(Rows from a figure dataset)
— Begin —

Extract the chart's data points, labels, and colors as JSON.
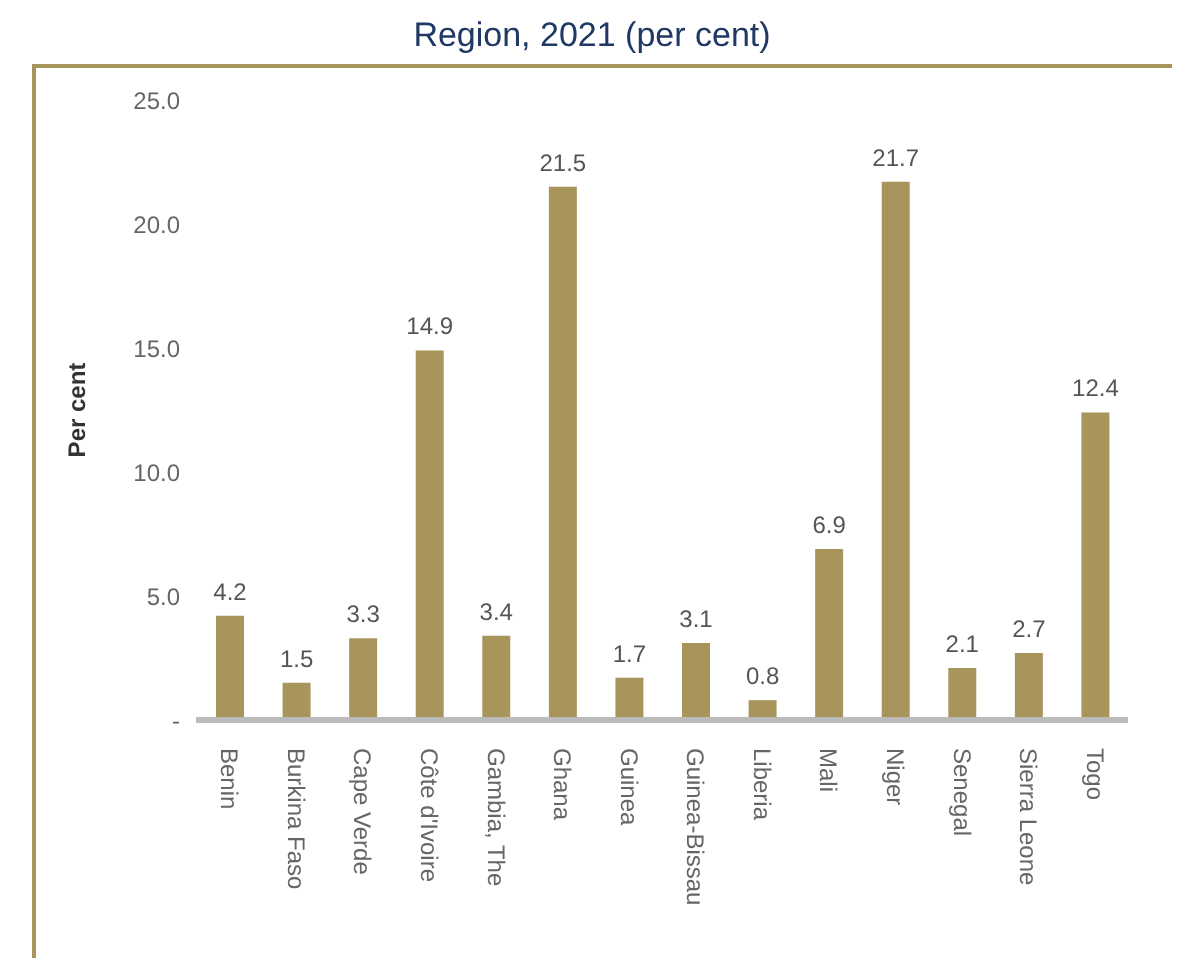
{
  "chart_data": {
    "type": "bar",
    "title": "Region, 2021 (per cent)",
    "ylabel": "Per cent",
    "categories": [
      "Benin",
      "Burkina Faso",
      "Cape Verde",
      "Côte d'Ivoire",
      "Gambia, The",
      "Ghana",
      "Guinea",
      "Guinea-Bissau",
      "Liberia",
      "Mali",
      "Niger",
      "Senegal",
      "Sierra Leone",
      "Togo"
    ],
    "values": [
      4.2,
      1.5,
      3.3,
      14.9,
      3.4,
      21.5,
      1.7,
      3.1,
      0.8,
      6.9,
      21.7,
      2.1,
      2.7,
      12.4
    ],
    "color": "#a8955c",
    "ylim": [
      0,
      25
    ],
    "yticks": [
      {
        "value": 0,
        "label": "-"
      },
      {
        "value": 5,
        "label": "5.0"
      },
      {
        "value": 10,
        "label": "10.0"
      },
      {
        "value": 15,
        "label": "15.0"
      },
      {
        "value": 20,
        "label": "20.0"
      },
      {
        "value": 25,
        "label": "25.0"
      }
    ],
    "data_labels": true
  }
}
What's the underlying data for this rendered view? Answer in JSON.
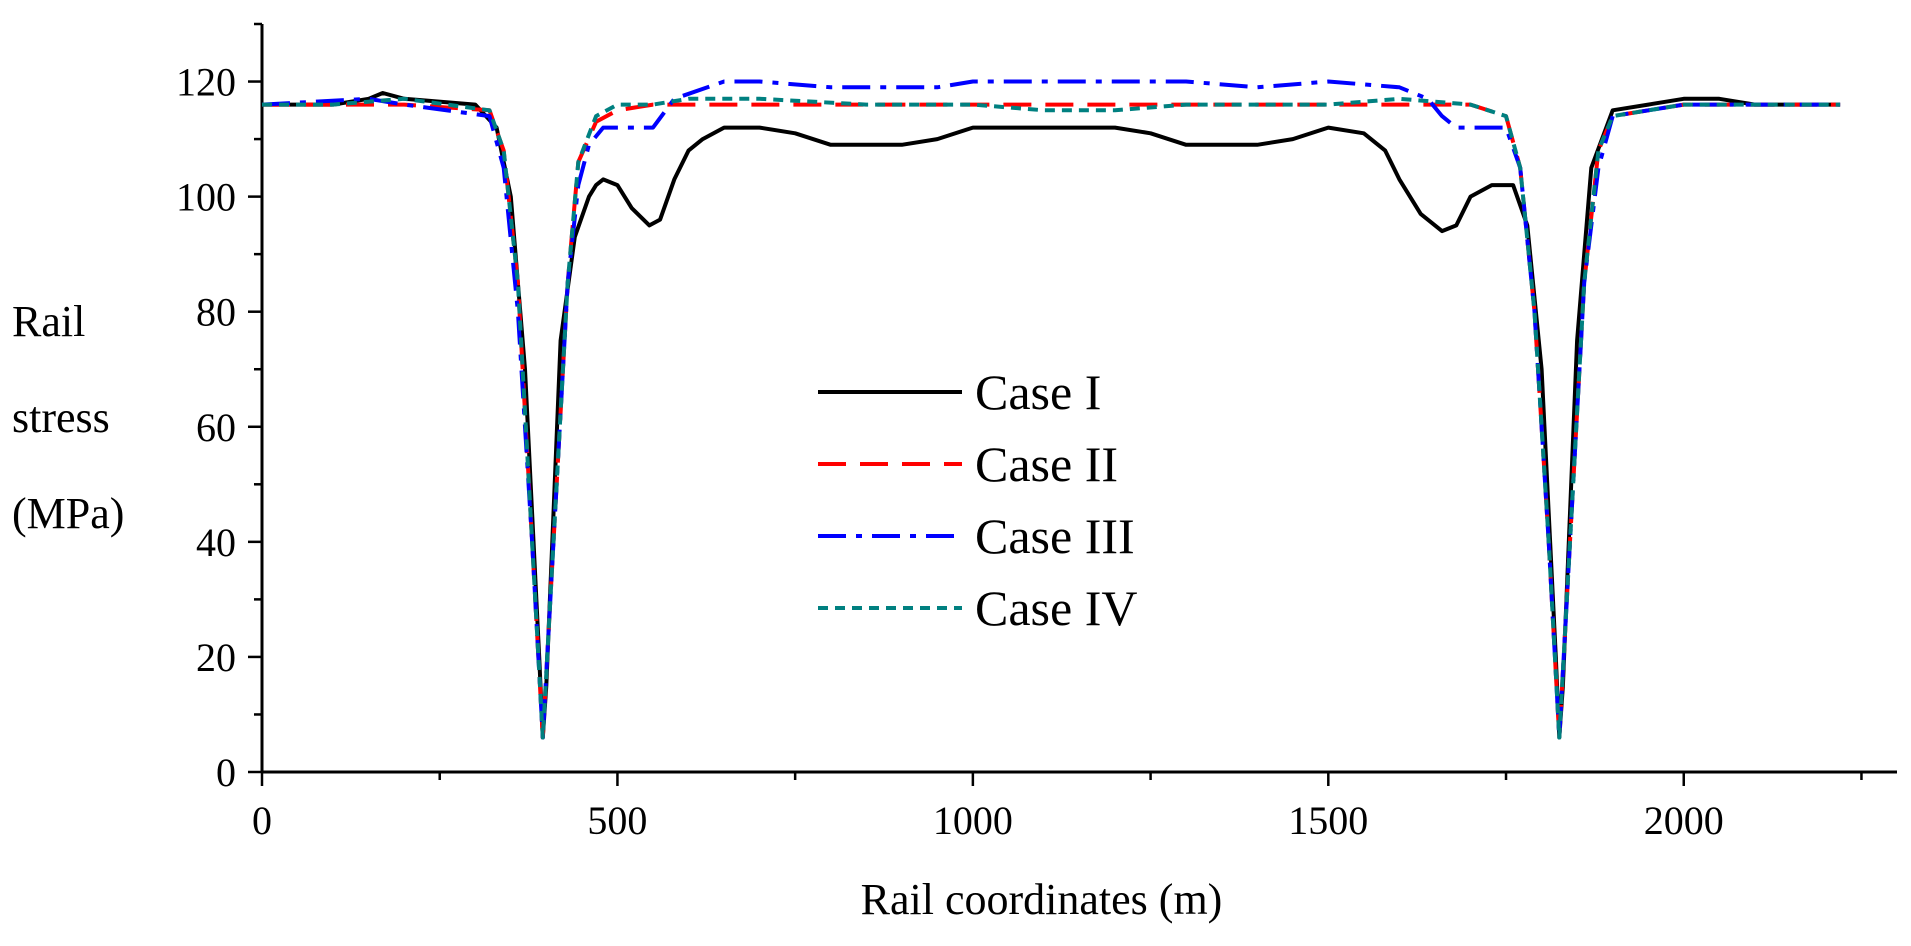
{
  "chart_data": {
    "type": "line",
    "title": "",
    "xlabel": "Rail coordinates (m)",
    "ylabel_lines": [
      "Rail",
      "stress",
      "(MPa)"
    ],
    "xlim": [
      0,
      2300
    ],
    "ylim": [
      0,
      130
    ],
    "xticks": [
      0,
      500,
      1000,
      1500,
      2000
    ],
    "yticks": [
      0,
      20,
      40,
      60,
      80,
      100,
      120
    ],
    "legend_position": "center",
    "series": [
      {
        "name": "Case I",
        "color": "#000000",
        "dash": "solid",
        "x": [
          0,
          100,
          150,
          170,
          200,
          300,
          330,
          350,
          370,
          380,
          390,
          395,
          400,
          410,
          420,
          440,
          460,
          470,
          480,
          500,
          520,
          545,
          560,
          580,
          600,
          620,
          650,
          700,
          750,
          800,
          900,
          950,
          1000,
          1100,
          1200,
          1250,
          1300,
          1400,
          1450,
          1500,
          1550,
          1580,
          1600,
          1630,
          1660,
          1680,
          1700,
          1730,
          1760,
          1780,
          1800,
          1810,
          1820,
          1825,
          1830,
          1840,
          1850,
          1870,
          1900,
          1950,
          2000,
          2050,
          2100,
          2220
        ],
        "y": [
          116,
          116,
          117,
          118,
          117,
          116,
          112,
          100,
          70,
          45,
          20,
          6,
          15,
          45,
          75,
          93,
          100,
          102,
          103,
          102,
          98,
          95,
          96,
          103,
          108,
          110,
          112,
          112,
          111,
          109,
          109,
          110,
          112,
          112,
          112,
          111,
          109,
          109,
          110,
          112,
          111,
          108,
          103,
          97,
          94,
          95,
          100,
          102,
          102,
          95,
          70,
          45,
          20,
          6,
          15,
          45,
          75,
          105,
          115,
          116,
          117,
          117,
          116,
          116
        ]
      },
      {
        "name": "Case II",
        "color": "#ff0000",
        "dash": "dashed",
        "x": [
          0,
          100,
          200,
          320,
          340,
          360,
          380,
          395,
          410,
          430,
          445,
          470,
          500,
          550,
          650,
          800,
          1000,
          1200,
          1400,
          1600,
          1700,
          1750,
          1770,
          1790,
          1810,
          1825,
          1840,
          1860,
          1880,
          1900,
          2000,
          2220
        ],
        "y": [
          116,
          116,
          116,
          115,
          108,
          85,
          40,
          6,
          40,
          85,
          106,
          113,
          115,
          116,
          116,
          116,
          116,
          116,
          116,
          116,
          116,
          114,
          105,
          80,
          40,
          6,
          40,
          85,
          108,
          114,
          116,
          116
        ]
      },
      {
        "name": "Case III",
        "color": "#0000ff",
        "dash": "dashdot",
        "x": [
          0,
          150,
          200,
          320,
          340,
          360,
          380,
          395,
          410,
          430,
          445,
          460,
          480,
          550,
          580,
          650,
          700,
          800,
          950,
          1000,
          1200,
          1300,
          1400,
          1500,
          1600,
          1640,
          1660,
          1680,
          1750,
          1770,
          1790,
          1810,
          1825,
          1840,
          1860,
          1880,
          1900,
          2000,
          2220
        ],
        "y": [
          116,
          117,
          116,
          114,
          105,
          80,
          40,
          6,
          40,
          85,
          102,
          109,
          112,
          112,
          117,
          120,
          120,
          119,
          119,
          120,
          120,
          120,
          119,
          120,
          119,
          117,
          114,
          112,
          112,
          105,
          80,
          40,
          6,
          40,
          85,
          105,
          114,
          116,
          116
        ]
      },
      {
        "name": "Case IV",
        "color": "#008080",
        "dash": "dotted",
        "x": [
          0,
          100,
          200,
          320,
          340,
          360,
          380,
          395,
          410,
          430,
          445,
          470,
          500,
          550,
          600,
          700,
          850,
          1000,
          1100,
          1200,
          1300,
          1400,
          1500,
          1600,
          1700,
          1750,
          1770,
          1790,
          1810,
          1825,
          1840,
          1860,
          1880,
          1900,
          2000,
          2220
        ],
        "y": [
          116,
          116,
          117,
          115,
          108,
          85,
          40,
          6,
          40,
          85,
          106,
          114,
          116,
          116,
          117,
          117,
          116,
          116,
          115,
          115,
          116,
          116,
          116,
          117,
          116,
          114,
          105,
          80,
          40,
          6,
          40,
          85,
          108,
          114,
          116,
          116
        ]
      }
    ]
  }
}
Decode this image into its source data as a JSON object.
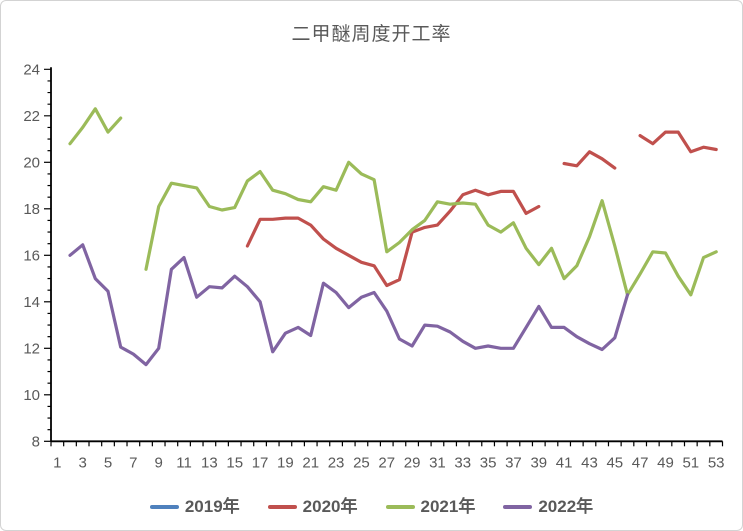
{
  "chart_data": {
    "type": "line",
    "title": "二甲醚周度开工率",
    "xlabel": "",
    "ylabel": "",
    "ylim": [
      8,
      24
    ],
    "y_tick_step": 2,
    "y_minor_step": 0.5,
    "x_label_interval": 2,
    "grid": false,
    "legend_position": "bottom",
    "axis_color": "#000000",
    "label_color": "#595959",
    "categories": [
      1,
      2,
      3,
      4,
      5,
      6,
      7,
      8,
      9,
      10,
      11,
      12,
      13,
      14,
      15,
      16,
      17,
      18,
      19,
      20,
      21,
      22,
      23,
      24,
      25,
      26,
      27,
      28,
      29,
      30,
      31,
      32,
      33,
      34,
      35,
      36,
      37,
      38,
      39,
      40,
      41,
      42,
      43,
      44,
      45,
      46,
      47,
      48,
      49,
      50,
      51,
      52,
      53
    ],
    "series": [
      {
        "name": "2019年",
        "color": "#4F81BD",
        "values": [
          null,
          null,
          null,
          null,
          null,
          null,
          null,
          null,
          null,
          null,
          null,
          null,
          null,
          null,
          null,
          null,
          null,
          null,
          null,
          null,
          null,
          null,
          null,
          null,
          null,
          null,
          null,
          null,
          null,
          null,
          null,
          null,
          null,
          null,
          null,
          null,
          null,
          null,
          null,
          null,
          null,
          null,
          null,
          null,
          null,
          null,
          null,
          null,
          null,
          null,
          null,
          null,
          null
        ]
      },
      {
        "name": "2020年",
        "color": "#C0504D",
        "values": [
          null,
          null,
          null,
          null,
          null,
          null,
          null,
          null,
          null,
          null,
          null,
          null,
          null,
          null,
          null,
          16.4,
          17.55,
          17.55,
          17.6,
          17.6,
          17.3,
          16.7,
          16.3,
          16.0,
          15.7,
          15.55,
          14.7,
          14.95,
          17.0,
          17.2,
          17.3,
          17.9,
          18.6,
          18.8,
          18.6,
          18.75,
          18.75,
          17.8,
          18.1,
          null,
          19.95,
          19.85,
          20.45,
          20.15,
          19.75,
          null,
          21.15,
          20.8,
          21.3,
          21.3,
          20.45,
          20.65,
          20.55
        ]
      },
      {
        "name": "2021年",
        "color": "#9BBB59",
        "values": [
          null,
          20.8,
          21.5,
          22.3,
          21.3,
          21.9,
          null,
          15.4,
          18.1,
          19.1,
          19.0,
          18.9,
          18.1,
          17.95,
          18.05,
          19.2,
          19.6,
          18.8,
          18.65,
          18.4,
          18.3,
          18.95,
          18.8,
          20.0,
          19.5,
          19.25,
          16.15,
          16.55,
          17.1,
          17.5,
          18.3,
          18.2,
          18.25,
          18.2,
          17.3,
          17.0,
          17.4,
          16.3,
          15.6,
          16.3,
          15.0,
          15.55,
          16.8,
          18.35,
          16.4,
          14.3,
          15.2,
          16.15,
          16.1,
          15.1,
          14.3,
          15.9,
          16.15
        ]
      },
      {
        "name": "2022年",
        "color": "#8064A2",
        "values": [
          null,
          16.0,
          16.45,
          15.0,
          14.45,
          12.05,
          11.75,
          11.3,
          12.0,
          15.4,
          15.9,
          14.2,
          14.65,
          14.6,
          15.1,
          14.65,
          14.0,
          11.85,
          12.65,
          12.9,
          12.55,
          14.8,
          14.4,
          13.75,
          14.2,
          14.4,
          13.6,
          12.4,
          12.1,
          13.0,
          12.95,
          12.7,
          12.3,
          12.0,
          12.1,
          12.0,
          12.0,
          12.9,
          13.8,
          12.9,
          12.9,
          12.5,
          12.2,
          11.95,
          12.45,
          14.3,
          null,
          null,
          null,
          null,
          null,
          null,
          null
        ]
      }
    ]
  }
}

— End —

**Instructions for the task:** Filter lines by "JSON" and return each hit.

**Answer:**
Extract the chart's data points, labels, and colors as JSON.
What's the underlying data for this rendered view? Answer in JSON.
Decode this image into its source data as a JSON object.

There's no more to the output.